→ EXTRAIT:
---------------
4. Il résulte de la combinaison de ces dispositions que, en cas de doute sur l'authenticité ou l'exactitude d'un acte de l'état civil étranger et pour écarter la présomption d'authenticité dont bénéficie un tel acte, l'autorité administrative procède aux vérifications utiles ou y fait procéder auprès de l'autorité étrangère compétente. L'article 47 du code civil précité pose une présomption de validité des actes d'état civil établis par une autorité étrangère dans les formes usitées dans ce pays. Il incombe donc à l'administration de renverser cette présomption en apportant la preuve du caractère irrégulier, falsifié ou non conforme à la réalité des actes en question. En revanche, l'administration française n'est pas tenue de solliciter nécessairement et systématiquement les autorités d'un autre Etat afin d'établir qu'un acte d'état civil présenté comme émanant de cet Etat est dépourvu d'authenticité, en particulier lorsque l'acte est, compte tenu de sa forme et des informations dont dispose l'administration française sur la forme habituelle du document en question, manifestement falsifié. En cas de contestation de la valeur probante d'un acte d'état civil légalisé établi à l'étranger, il revient au juge administratif de former sa conviction en se fondant sur tous les éléments versés au dossier dans le cadre de l'instruction du litige qui lui est soumis.

5. Il ressort des pièces du dossier que, pour justifier de son identité et de son âge, Mme B... a produit aux services préfectoraux un duplicata de certificat de nationalité ivoirienne, un extrait du registre des actes de l'état civil n° 606 du 11 janvier 2021 et une copie intégrale du registre des actes de l'état civil n° 606 du 12 janvier 2021. La préfète de l'Aube, pour conclure au caractère inauthentique de ces documents, s'est appropriée les conclusions d'un rapport du 7 décembre 2021 par lequel la cellule fraude documentaire de la direction zonale de la police aux frontières Est estime que le duplicata de certificat de nationalité ivoirienne de l'intéressée comprend des mentions qui, en ce qui concerne la date de naissance de son père et le lieu de naissance de sa mère, sont contradictoires avec les informations renseignées dans la copie intégrale du registre des actes de l'état civil, que cette dernière copie comprend des irrégularités typographiques et, enfin, qu'un extrait du registre des actes de l'état civil, daté du 2 août 2021, et dont la requérante ne se prévaut pas devant la cour, révèle une trace de falsification au niveau de la date d'établissement de ce document.
---------------
→ DOCUMENTS FOURNIS:

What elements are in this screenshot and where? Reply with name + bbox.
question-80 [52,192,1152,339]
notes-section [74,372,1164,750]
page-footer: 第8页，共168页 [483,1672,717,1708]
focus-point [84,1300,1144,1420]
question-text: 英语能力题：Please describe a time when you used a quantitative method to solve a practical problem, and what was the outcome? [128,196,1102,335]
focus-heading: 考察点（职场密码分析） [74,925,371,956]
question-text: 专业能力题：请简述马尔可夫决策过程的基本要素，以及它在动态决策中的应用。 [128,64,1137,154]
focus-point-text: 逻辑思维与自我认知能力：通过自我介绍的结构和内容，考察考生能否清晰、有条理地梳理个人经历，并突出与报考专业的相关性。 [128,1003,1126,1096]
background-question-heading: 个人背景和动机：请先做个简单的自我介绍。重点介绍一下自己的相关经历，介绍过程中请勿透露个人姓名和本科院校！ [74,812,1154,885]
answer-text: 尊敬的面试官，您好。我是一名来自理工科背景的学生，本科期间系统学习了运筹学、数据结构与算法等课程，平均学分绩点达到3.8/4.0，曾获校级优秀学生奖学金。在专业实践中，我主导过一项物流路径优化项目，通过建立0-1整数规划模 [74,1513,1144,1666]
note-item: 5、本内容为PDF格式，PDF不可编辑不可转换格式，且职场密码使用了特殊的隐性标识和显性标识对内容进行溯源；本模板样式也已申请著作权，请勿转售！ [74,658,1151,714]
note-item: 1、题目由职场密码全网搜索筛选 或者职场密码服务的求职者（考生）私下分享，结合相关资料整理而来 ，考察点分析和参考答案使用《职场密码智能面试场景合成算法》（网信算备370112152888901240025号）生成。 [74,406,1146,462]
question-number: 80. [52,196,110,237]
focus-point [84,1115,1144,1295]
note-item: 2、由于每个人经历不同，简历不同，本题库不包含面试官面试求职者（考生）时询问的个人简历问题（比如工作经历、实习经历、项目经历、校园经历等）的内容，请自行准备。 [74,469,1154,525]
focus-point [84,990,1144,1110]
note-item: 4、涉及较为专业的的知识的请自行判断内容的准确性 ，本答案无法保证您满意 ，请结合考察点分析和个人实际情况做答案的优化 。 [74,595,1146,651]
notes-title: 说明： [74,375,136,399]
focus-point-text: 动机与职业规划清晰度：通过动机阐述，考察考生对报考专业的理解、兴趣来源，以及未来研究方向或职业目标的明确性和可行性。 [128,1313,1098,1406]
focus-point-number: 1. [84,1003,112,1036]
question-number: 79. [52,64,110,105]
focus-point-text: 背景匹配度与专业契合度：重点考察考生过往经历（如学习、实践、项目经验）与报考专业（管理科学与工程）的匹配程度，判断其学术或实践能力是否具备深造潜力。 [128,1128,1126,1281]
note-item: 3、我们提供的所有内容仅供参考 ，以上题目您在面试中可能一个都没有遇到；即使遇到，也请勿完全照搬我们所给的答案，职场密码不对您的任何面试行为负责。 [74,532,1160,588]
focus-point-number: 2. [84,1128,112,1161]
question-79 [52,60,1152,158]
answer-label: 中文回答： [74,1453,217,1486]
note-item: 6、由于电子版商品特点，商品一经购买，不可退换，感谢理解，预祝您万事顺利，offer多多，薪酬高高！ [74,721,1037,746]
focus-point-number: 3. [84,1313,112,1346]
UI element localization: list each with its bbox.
---------------
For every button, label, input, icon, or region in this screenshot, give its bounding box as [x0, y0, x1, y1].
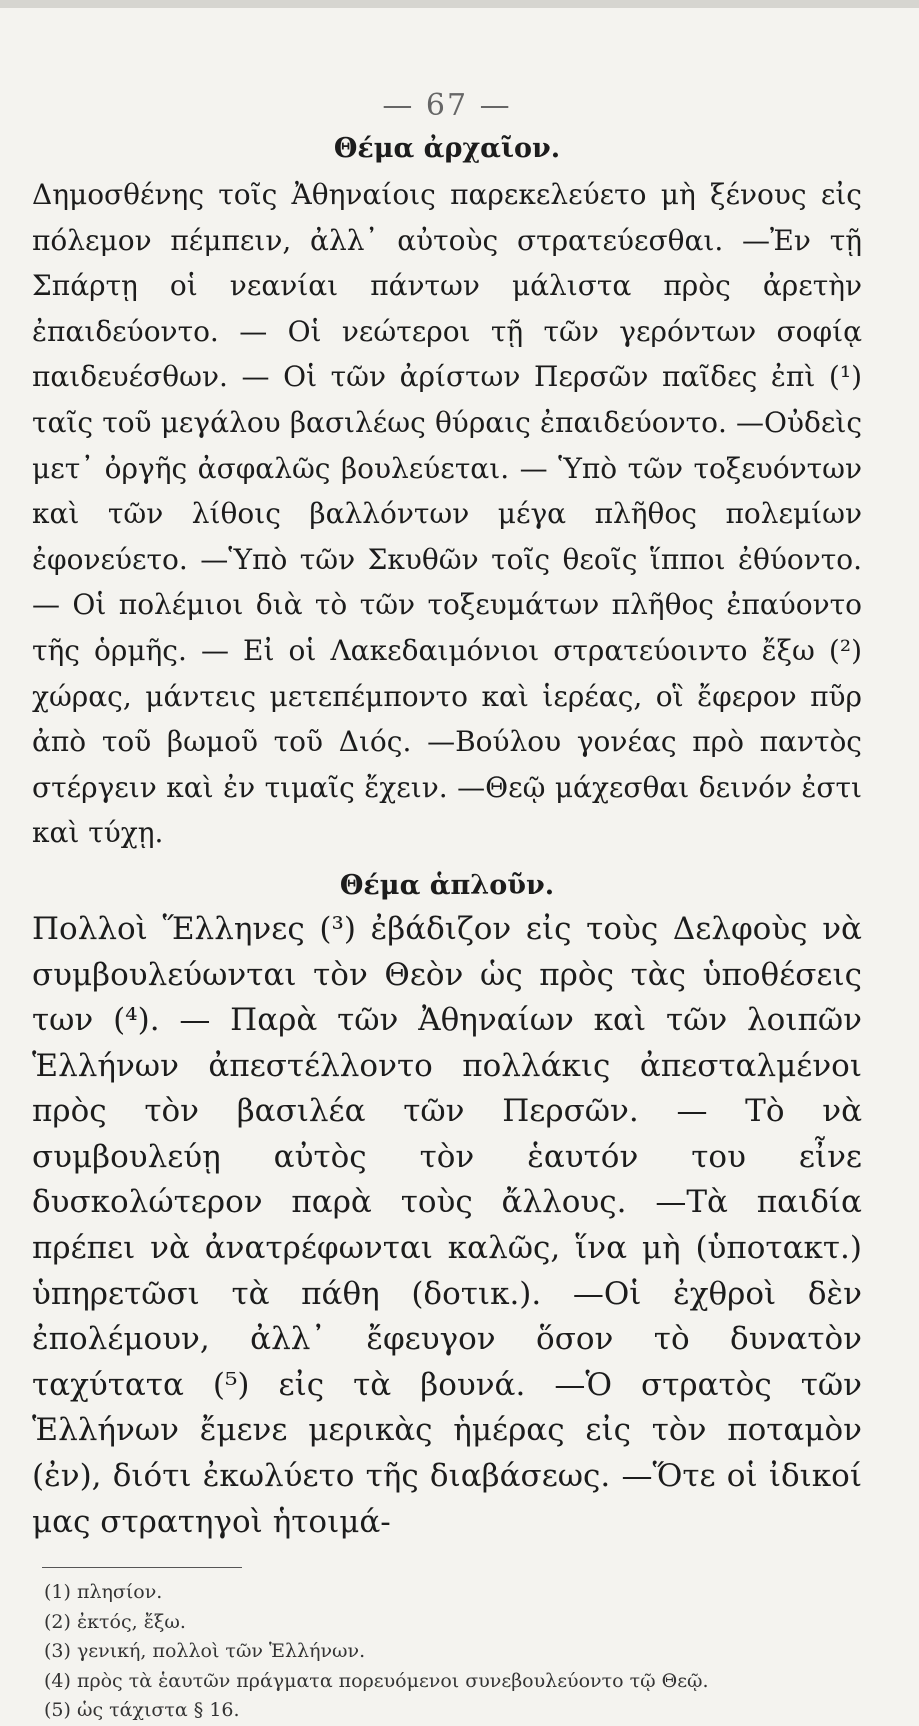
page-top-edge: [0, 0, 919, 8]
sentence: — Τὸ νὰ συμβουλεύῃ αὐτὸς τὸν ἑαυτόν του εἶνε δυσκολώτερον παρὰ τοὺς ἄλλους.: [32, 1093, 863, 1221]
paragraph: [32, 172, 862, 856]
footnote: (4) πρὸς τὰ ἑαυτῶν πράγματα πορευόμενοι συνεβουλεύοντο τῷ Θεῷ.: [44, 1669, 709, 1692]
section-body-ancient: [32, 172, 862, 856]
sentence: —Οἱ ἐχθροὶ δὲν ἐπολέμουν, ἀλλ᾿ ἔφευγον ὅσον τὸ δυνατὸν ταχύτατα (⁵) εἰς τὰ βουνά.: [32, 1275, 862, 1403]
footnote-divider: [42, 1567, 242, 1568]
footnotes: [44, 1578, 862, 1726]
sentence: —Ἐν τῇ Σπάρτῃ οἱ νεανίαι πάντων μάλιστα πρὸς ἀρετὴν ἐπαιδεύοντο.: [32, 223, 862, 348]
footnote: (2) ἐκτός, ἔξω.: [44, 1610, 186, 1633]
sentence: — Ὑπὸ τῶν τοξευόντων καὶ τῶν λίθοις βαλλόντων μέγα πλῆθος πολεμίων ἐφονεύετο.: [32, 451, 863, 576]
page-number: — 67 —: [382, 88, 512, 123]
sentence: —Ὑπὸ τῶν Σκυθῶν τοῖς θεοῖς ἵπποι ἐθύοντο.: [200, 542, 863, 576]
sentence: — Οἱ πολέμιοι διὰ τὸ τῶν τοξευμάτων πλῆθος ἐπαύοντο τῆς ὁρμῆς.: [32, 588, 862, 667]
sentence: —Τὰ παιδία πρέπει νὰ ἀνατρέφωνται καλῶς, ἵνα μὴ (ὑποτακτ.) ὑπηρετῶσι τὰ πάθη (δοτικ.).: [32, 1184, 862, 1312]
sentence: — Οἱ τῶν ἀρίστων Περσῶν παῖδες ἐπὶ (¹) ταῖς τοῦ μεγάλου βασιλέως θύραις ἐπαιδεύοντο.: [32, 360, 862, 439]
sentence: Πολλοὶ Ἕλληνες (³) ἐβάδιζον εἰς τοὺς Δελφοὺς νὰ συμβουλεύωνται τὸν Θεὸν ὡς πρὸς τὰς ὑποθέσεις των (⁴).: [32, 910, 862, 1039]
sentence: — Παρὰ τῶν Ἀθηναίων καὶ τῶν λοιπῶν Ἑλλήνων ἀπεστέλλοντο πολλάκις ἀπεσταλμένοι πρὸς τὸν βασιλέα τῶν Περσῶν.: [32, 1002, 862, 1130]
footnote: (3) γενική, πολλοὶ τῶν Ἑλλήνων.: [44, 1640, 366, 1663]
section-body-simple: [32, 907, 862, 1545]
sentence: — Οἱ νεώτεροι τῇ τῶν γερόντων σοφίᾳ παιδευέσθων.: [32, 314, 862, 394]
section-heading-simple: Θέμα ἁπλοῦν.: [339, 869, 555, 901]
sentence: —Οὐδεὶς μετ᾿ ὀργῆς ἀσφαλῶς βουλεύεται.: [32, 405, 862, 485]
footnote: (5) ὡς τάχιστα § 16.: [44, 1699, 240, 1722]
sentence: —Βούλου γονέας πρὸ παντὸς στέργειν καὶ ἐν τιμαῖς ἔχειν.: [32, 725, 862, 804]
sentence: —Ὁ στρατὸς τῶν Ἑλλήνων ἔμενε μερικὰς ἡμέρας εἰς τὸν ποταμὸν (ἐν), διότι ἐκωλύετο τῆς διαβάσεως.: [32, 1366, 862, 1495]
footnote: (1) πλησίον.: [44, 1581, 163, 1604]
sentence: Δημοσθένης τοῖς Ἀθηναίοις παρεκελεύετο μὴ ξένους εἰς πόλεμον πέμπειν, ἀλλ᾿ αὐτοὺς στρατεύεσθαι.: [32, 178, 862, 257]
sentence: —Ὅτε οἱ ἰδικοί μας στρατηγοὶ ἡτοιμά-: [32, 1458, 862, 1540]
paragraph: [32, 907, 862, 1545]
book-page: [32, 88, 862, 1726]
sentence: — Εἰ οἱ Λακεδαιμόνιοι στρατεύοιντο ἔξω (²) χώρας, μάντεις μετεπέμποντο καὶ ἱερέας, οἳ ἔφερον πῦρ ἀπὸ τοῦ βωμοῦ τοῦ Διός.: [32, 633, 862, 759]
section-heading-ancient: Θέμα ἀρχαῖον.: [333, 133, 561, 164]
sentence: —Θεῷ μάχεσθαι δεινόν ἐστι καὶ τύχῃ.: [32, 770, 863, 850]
---------------
→ CONSIGNES ÉCRITES:
• a. Recopiez à l'identique les lignes du premier bloc situées entre la ligne contenant "What elements are" et celle contenant "focus-heading: 考察点（职场密码分析） [74,925,371,956]", ces deux lignes comprises.
• b. Poursuivez l'extrait sur la vérification des actes d'état civil étrangers à partir de sa dernière phrase.
L'extrait et les lignes des blocs n'ont aucun lien entre eux.

→ CORRIGÉ DES EXERCICES:
• a.
What elements are in this screenshot and where? Reply with name + bbox.
question-80 [52,192,1152,339]
notes-section [74,372,1164,750]
page-footer: 第8页，共168页 [483,1672,717,1708]
focus-point [84,1300,1144,1420]
question-text: 英语能力题：Please describe a time when you used a quantitative method to solve a practical problem, and what was the outcome? [128,196,1102,335]
focus-heading: 考察点（职场密码分析） [74,925,371,956]

• b.
6. Il ressort des pièces du dossier que la forme irrégulière du cachet humide et l'irrégularité de la police de caractère utilisés sur ce tampon, figurant sur la copie intégrale du registre des actes de l'état civil n° 606 du 12 janvier 2021, constituent une preuve du caractère frauduleux de cet acte. C'est donc à juste titre que la préfète de l'Aube a estimé que ce document ne permettait pas de justifier de l'identité de l'intéressée, sans qu'il puisse lui être reproché de ne pas avoir saisi les autorités ivoiriennes compte tenu de ce qui a été précisé au point 4. Si la requérante produit par ailleurs, au contentieux, un extrait du registre des actes d'état civil du 11 janvier 2021, ce document présente une inclinaison et des tampons illisibles s'agissant de la désignation de la sous-préfecture, qui remettent également en cause son authenticité.

7. Par ailleurs, s'agissant de la carte d'identité consulaire et du certificat de nationalité malienne, ces documents ne constituent pas des actes d'état civil et ne sont donc pas de nature à justifier de l'identité d'un étranger dès lors qu'ils ont été établis sur le fondement d'actes d'état civil non probants. Il n'est, à cet égard, pas démontré que ces documents, tout comme le passeport de l'intéressée, auraient été rédigés sur la foi d'actes d'état civil distincts de ceux précédemment mentionnés et exempts de vices mettant en cause leur authenticité.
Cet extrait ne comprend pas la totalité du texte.